-- START OF Data rows --
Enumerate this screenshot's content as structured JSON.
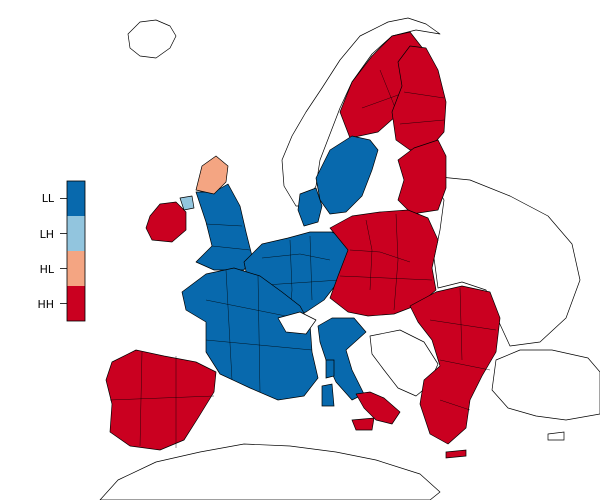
{
  "legend": {
    "items": [
      {
        "code": "LL",
        "label": "LL",
        "color": "#0869ad"
      },
      {
        "code": "LH",
        "label": "LH",
        "color": "#92c5de"
      },
      {
        "code": "HL",
        "label": "HL",
        "color": "#f4a582"
      },
      {
        "code": "HH",
        "label": "HH",
        "color": "#ca0020"
      }
    ]
  },
  "map": {
    "colors": {
      "outline": "#000000",
      "non_eu_fill": "#ffffff",
      "background": "#ffffff"
    },
    "regions": [
      {
        "name": "iceland",
        "category": "none"
      },
      {
        "name": "norway",
        "category": "none"
      },
      {
        "name": "sweden-south",
        "category": "LL"
      },
      {
        "name": "sweden-north",
        "category": "HH"
      },
      {
        "name": "finland",
        "category": "HH"
      },
      {
        "name": "baltic-states",
        "category": "HH"
      },
      {
        "name": "scotland-north",
        "category": "HL"
      },
      {
        "name": "great-britain",
        "category": "LL"
      },
      {
        "name": "ireland",
        "category": "HH"
      },
      {
        "name": "northern-ireland",
        "category": "LH"
      },
      {
        "name": "denmark",
        "category": "LL"
      },
      {
        "name": "benelux-germany-west",
        "category": "LL"
      },
      {
        "name": "germany-east-poland",
        "category": "HH"
      },
      {
        "name": "france",
        "category": "LL"
      },
      {
        "name": "iberia",
        "category": "HH"
      },
      {
        "name": "italy-north",
        "category": "LL"
      },
      {
        "name": "italy-south",
        "category": "HH"
      },
      {
        "name": "balkans",
        "category": "HH"
      },
      {
        "name": "switzerland",
        "category": "none"
      },
      {
        "name": "western-balkans",
        "category": "none"
      },
      {
        "name": "eastern-europe",
        "category": "none"
      },
      {
        "name": "turkey",
        "category": "none"
      },
      {
        "name": "north-africa",
        "category": "none"
      },
      {
        "name": "corsica",
        "category": "LL"
      },
      {
        "name": "sardinia",
        "category": "LL"
      },
      {
        "name": "sicily",
        "category": "HH"
      },
      {
        "name": "crete",
        "category": "HH"
      },
      {
        "name": "cyprus",
        "category": "none"
      }
    ]
  }
}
-- END OF Data rows --
Omit the images and transcribe all of the records above word for word.

Enumerate this screenshot's content as structured JSON.
{
  "legend": {
    "items": [
      {
        "code": "LL",
        "label": "LL",
        "color": "#0869ad"
      },
      {
        "code": "LH",
        "label": "LH",
        "color": "#92c5de"
      },
      {
        "code": "HL",
        "label": "HL",
        "color": "#f4a582"
      },
      {
        "code": "HH",
        "label": "HH",
        "color": "#ca0020"
      }
    ]
  },
  "map": {
    "colors": {
      "outline": "#000000",
      "non_eu_fill": "#ffffff",
      "background": "#ffffff"
    },
    "regions": [
      {
        "name": "iceland",
        "category": "none"
      },
      {
        "name": "norway",
        "category": "none"
      },
      {
        "name": "sweden-south",
        "category": "LL"
      },
      {
        "name": "sweden-north",
        "category": "HH"
      },
      {
        "name": "finland",
        "category": "HH"
      },
      {
        "name": "baltic-states",
        "category": "HH"
      },
      {
        "name": "scotland-north",
        "category": "HL"
      },
      {
        "name": "great-britain",
        "category": "LL"
      },
      {
        "name": "ireland",
        "category": "HH"
      },
      {
        "name": "northern-ireland",
        "category": "LH"
      },
      {
        "name": "denmark",
        "category": "LL"
      },
      {
        "name": "benelux-germany-west",
        "category": "LL"
      },
      {
        "name": "germany-east-poland",
        "category": "HH"
      },
      {
        "name": "france",
        "category": "LL"
      },
      {
        "name": "iberia",
        "category": "HH"
      },
      {
        "name": "italy-north",
        "category": "LL"
      },
      {
        "name": "italy-south",
        "category": "HH"
      },
      {
        "name": "balkans",
        "category": "HH"
      },
      {
        "name": "switzerland",
        "category": "none"
      },
      {
        "name": "western-balkans",
        "category": "none"
      },
      {
        "name": "eastern-europe",
        "category": "none"
      },
      {
        "name": "turkey",
        "category": "none"
      },
      {
        "name": "north-africa",
        "category": "none"
      },
      {
        "name": "corsica",
        "category": "LL"
      },
      {
        "name": "sardinia",
        "category": "LL"
      },
      {
        "name": "sicily",
        "category": "HH"
      },
      {
        "name": "crete",
        "category": "HH"
      },
      {
        "name": "cyprus",
        "category": "none"
      }
    ]
  }
}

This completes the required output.